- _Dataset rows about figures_
—————
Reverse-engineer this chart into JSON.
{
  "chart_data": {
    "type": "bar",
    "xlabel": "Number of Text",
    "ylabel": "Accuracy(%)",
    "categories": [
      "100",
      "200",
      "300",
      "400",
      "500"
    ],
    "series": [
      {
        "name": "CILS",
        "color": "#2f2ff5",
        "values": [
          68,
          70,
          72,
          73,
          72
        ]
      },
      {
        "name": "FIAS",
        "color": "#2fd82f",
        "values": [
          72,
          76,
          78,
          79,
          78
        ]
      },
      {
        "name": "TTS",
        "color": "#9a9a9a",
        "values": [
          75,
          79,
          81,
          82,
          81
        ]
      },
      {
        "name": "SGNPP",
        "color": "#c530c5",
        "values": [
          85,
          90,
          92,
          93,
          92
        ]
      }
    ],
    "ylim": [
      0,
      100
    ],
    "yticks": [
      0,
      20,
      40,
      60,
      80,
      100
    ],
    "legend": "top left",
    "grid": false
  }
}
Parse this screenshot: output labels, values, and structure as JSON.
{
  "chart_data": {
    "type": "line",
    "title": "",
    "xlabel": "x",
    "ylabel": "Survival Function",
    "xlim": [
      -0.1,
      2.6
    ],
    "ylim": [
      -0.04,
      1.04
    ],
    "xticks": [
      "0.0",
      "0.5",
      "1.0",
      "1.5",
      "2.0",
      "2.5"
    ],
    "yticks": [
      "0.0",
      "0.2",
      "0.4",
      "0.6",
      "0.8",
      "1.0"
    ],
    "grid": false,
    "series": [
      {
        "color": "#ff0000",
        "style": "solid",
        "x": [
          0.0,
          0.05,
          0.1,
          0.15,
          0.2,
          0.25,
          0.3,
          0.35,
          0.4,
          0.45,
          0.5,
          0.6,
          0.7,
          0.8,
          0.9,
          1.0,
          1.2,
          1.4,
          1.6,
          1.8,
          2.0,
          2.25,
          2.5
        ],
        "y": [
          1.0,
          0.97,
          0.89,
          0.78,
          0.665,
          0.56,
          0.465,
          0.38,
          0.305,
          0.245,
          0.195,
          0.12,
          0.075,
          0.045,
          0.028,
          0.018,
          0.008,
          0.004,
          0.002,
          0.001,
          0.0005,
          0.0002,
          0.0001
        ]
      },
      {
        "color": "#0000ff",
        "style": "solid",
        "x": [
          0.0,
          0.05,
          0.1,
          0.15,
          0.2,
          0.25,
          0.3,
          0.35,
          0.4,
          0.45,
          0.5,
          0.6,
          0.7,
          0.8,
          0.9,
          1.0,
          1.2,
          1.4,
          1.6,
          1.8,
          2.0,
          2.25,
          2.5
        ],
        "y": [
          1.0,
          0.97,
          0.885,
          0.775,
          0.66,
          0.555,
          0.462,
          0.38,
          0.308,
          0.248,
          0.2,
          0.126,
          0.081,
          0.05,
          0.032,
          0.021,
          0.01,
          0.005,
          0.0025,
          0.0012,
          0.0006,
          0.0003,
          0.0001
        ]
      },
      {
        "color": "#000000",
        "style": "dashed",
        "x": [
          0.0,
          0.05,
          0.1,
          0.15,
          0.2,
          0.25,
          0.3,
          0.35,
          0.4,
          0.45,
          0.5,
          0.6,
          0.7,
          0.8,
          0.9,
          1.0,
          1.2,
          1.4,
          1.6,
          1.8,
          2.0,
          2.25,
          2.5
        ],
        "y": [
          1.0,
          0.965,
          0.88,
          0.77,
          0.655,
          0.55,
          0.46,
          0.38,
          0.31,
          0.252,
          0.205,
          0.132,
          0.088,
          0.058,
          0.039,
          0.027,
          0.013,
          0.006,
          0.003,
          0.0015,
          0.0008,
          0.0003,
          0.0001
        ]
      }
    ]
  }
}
—————
- _WHAT YOU WILL DO_
From the data, pick out every line that includes "this".

- _EXERCISE ANSWER_
Reverse-engineer this chart into JSON.
Parse this screenshot: output labels, values, and structure as JSON.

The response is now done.